▶ _Task goal_
Reproduce the entries from the line containing "avatar[interactable] bbox=[12, 25, 80, 93]" to the line containing "avatar-photo bbox=[17, 30, 75, 88]", both included, with nothing altered.

++++++++++

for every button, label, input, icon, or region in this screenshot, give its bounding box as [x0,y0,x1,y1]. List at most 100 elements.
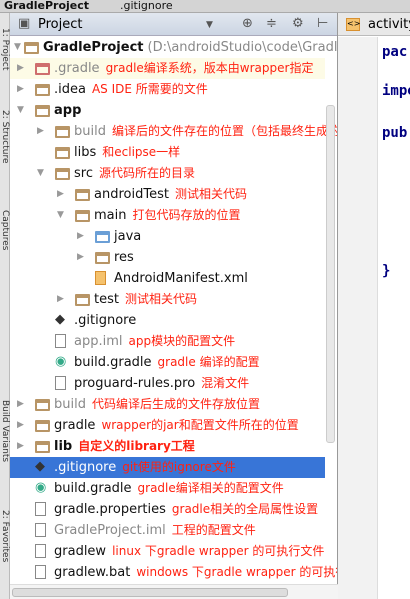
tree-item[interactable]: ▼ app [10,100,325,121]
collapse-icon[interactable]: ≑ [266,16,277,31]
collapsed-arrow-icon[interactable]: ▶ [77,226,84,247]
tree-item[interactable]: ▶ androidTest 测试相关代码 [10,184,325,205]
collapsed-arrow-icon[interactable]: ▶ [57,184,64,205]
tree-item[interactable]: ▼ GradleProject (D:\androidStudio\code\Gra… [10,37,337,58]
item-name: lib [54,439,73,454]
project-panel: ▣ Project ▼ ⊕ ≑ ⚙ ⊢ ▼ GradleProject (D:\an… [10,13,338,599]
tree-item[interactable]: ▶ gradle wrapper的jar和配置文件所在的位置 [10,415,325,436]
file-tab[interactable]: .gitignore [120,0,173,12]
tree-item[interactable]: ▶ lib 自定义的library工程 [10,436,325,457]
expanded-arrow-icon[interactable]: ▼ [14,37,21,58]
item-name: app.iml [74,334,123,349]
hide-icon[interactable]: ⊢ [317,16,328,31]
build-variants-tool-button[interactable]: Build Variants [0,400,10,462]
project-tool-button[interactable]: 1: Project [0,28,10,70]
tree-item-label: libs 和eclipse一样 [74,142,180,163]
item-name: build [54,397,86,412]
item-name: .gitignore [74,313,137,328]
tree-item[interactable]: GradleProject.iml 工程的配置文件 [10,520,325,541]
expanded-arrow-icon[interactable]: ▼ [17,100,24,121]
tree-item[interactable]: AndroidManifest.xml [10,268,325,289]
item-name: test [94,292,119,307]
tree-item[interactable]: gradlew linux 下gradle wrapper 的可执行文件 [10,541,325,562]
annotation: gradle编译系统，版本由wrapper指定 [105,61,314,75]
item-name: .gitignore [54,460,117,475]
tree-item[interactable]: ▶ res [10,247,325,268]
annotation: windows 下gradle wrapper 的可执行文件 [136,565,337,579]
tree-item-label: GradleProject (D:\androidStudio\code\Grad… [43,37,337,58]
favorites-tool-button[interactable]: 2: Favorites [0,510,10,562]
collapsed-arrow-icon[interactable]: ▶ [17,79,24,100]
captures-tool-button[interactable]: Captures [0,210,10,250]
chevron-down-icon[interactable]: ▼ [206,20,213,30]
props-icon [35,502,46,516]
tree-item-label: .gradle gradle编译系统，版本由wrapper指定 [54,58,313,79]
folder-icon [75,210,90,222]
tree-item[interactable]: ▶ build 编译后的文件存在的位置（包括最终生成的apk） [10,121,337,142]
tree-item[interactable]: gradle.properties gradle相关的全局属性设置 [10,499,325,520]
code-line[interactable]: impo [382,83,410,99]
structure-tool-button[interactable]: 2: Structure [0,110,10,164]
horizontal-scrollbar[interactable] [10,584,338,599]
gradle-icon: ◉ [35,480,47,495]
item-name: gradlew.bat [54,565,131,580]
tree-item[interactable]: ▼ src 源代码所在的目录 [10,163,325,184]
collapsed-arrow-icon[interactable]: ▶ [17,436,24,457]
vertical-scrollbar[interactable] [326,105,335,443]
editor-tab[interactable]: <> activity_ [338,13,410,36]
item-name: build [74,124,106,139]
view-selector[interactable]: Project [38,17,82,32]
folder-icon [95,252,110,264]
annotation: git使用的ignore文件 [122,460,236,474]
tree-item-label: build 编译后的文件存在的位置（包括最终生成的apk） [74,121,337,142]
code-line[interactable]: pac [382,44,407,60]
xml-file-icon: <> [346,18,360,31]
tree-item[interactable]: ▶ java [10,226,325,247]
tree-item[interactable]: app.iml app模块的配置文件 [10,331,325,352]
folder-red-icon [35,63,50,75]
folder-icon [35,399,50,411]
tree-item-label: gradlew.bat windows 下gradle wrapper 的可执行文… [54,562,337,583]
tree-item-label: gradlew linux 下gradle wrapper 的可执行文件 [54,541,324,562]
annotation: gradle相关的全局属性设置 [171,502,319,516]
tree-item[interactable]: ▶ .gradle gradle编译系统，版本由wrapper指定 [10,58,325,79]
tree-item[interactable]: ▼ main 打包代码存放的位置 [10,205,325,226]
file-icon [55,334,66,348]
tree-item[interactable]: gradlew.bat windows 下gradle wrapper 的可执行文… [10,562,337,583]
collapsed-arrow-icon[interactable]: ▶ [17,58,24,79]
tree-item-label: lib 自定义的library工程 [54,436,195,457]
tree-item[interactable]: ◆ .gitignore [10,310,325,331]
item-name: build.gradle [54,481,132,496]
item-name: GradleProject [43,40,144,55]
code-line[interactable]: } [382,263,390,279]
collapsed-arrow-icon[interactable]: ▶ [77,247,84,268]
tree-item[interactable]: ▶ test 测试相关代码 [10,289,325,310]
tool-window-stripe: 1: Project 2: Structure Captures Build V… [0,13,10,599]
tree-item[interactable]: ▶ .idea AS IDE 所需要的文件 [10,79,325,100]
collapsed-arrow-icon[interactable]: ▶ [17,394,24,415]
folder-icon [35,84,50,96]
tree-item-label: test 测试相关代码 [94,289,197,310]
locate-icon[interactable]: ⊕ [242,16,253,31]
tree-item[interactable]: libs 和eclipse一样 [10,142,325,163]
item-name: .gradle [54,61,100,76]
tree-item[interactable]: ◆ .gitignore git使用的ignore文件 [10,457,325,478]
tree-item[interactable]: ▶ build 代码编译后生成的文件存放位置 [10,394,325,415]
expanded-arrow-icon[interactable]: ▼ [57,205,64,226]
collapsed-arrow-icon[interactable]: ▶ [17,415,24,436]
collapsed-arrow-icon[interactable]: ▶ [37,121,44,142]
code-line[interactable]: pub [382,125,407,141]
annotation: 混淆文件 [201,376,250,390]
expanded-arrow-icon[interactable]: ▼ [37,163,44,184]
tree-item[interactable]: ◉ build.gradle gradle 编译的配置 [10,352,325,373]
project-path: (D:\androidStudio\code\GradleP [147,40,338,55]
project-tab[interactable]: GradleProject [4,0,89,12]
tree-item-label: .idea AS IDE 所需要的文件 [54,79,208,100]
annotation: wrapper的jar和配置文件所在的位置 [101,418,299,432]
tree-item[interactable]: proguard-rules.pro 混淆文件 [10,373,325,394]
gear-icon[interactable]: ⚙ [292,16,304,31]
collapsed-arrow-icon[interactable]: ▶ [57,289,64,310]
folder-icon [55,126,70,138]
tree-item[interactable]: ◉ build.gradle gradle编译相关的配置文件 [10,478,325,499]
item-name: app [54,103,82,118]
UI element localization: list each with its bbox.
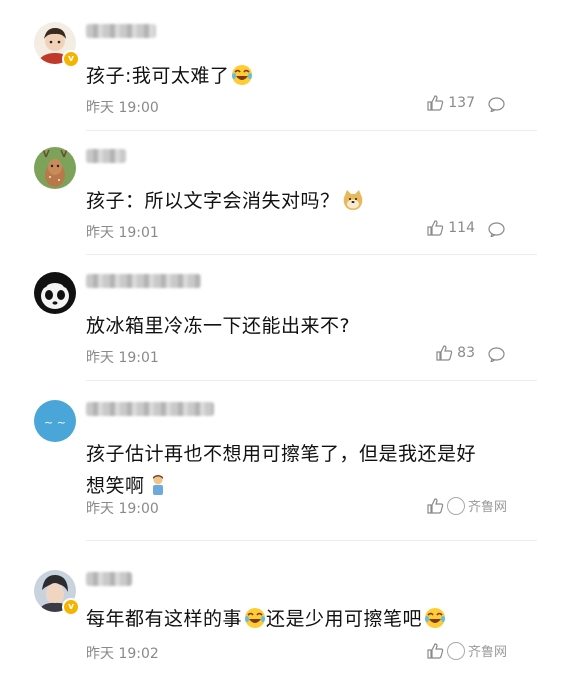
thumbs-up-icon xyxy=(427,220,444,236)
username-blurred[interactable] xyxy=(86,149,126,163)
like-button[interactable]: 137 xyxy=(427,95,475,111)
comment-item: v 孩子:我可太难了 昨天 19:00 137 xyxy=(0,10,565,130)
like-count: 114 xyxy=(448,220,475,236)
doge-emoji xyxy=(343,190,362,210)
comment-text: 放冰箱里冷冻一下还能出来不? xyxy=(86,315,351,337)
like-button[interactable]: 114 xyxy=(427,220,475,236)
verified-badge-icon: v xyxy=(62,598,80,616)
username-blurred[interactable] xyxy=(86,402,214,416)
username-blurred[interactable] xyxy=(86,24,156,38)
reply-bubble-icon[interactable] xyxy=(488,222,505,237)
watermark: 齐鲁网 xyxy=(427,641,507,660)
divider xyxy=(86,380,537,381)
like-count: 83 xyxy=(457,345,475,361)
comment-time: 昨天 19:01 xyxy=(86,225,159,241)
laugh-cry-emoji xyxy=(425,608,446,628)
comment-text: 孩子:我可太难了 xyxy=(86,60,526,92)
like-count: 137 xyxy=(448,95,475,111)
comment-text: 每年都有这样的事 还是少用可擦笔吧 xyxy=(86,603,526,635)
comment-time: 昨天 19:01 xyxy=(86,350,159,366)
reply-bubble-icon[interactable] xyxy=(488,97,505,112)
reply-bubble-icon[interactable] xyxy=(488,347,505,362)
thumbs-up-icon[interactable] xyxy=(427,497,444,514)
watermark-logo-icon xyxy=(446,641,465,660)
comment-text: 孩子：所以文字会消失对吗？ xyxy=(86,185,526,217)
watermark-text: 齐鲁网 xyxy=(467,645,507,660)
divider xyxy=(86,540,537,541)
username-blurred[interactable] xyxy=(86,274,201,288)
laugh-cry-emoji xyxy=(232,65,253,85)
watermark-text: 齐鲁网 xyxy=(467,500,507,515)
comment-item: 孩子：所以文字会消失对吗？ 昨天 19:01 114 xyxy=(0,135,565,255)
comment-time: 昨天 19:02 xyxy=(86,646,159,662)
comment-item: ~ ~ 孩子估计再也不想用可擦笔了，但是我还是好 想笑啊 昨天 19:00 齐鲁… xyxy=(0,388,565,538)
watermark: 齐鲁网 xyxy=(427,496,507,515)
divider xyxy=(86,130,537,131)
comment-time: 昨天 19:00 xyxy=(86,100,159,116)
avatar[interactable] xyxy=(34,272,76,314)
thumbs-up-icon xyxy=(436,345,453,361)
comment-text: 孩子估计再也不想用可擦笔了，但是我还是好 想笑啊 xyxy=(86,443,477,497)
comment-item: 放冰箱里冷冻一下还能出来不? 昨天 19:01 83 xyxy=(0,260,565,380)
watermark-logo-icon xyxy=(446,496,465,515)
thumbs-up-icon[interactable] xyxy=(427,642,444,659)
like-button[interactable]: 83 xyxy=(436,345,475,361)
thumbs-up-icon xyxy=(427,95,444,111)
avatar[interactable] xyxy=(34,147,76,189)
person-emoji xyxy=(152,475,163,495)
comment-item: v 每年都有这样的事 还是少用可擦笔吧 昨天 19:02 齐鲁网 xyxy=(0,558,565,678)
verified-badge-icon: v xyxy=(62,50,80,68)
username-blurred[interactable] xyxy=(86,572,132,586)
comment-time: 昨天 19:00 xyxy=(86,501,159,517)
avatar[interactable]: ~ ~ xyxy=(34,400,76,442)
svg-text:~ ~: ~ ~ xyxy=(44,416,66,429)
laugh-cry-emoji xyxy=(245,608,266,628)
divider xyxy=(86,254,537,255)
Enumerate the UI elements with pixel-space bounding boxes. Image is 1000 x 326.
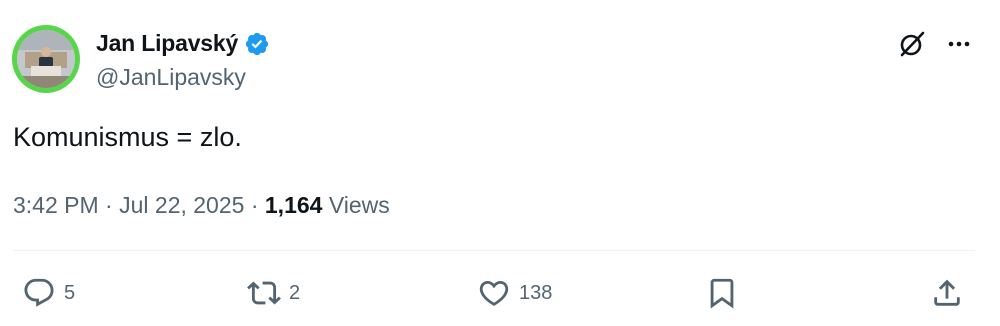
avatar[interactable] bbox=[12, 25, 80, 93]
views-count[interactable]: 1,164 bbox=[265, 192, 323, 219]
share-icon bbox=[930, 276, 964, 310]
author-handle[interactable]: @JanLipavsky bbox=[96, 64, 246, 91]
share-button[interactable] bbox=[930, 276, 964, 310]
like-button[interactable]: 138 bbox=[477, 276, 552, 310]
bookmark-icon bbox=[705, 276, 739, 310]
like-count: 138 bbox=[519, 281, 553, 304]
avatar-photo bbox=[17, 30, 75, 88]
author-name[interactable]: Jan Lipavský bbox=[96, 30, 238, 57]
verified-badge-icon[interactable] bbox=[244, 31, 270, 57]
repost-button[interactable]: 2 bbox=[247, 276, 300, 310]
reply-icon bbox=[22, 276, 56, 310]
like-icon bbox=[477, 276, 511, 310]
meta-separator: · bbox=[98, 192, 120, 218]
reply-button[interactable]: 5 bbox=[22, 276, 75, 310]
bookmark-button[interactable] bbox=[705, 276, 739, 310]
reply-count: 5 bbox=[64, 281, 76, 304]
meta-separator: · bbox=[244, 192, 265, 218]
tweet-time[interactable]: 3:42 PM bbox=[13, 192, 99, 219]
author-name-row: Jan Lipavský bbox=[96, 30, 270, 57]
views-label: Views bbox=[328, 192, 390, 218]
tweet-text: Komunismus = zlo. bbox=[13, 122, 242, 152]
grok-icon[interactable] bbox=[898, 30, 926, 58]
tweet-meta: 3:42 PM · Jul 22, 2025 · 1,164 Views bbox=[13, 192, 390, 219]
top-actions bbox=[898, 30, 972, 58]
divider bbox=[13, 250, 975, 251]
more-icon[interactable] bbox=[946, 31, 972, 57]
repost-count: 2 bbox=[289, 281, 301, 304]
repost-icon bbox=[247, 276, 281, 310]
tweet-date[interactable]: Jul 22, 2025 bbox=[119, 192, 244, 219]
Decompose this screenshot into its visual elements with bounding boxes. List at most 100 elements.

++++++++++

▶ _Completed task_
avatar[interactable] bbox=[12, 25, 80, 93]
views-count[interactable]: 1,164 bbox=[265, 192, 323, 219]
share-icon bbox=[930, 276, 964, 310]
author-handle[interactable]: @JanLipavsky bbox=[96, 64, 246, 91]
share-button[interactable] bbox=[930, 276, 964, 310]
like-button[interactable]: 138 bbox=[477, 276, 552, 310]
bookmark-icon bbox=[705, 276, 739, 310]
like-count: 138 bbox=[519, 281, 553, 304]
avatar-photo bbox=[17, 30, 75, 88]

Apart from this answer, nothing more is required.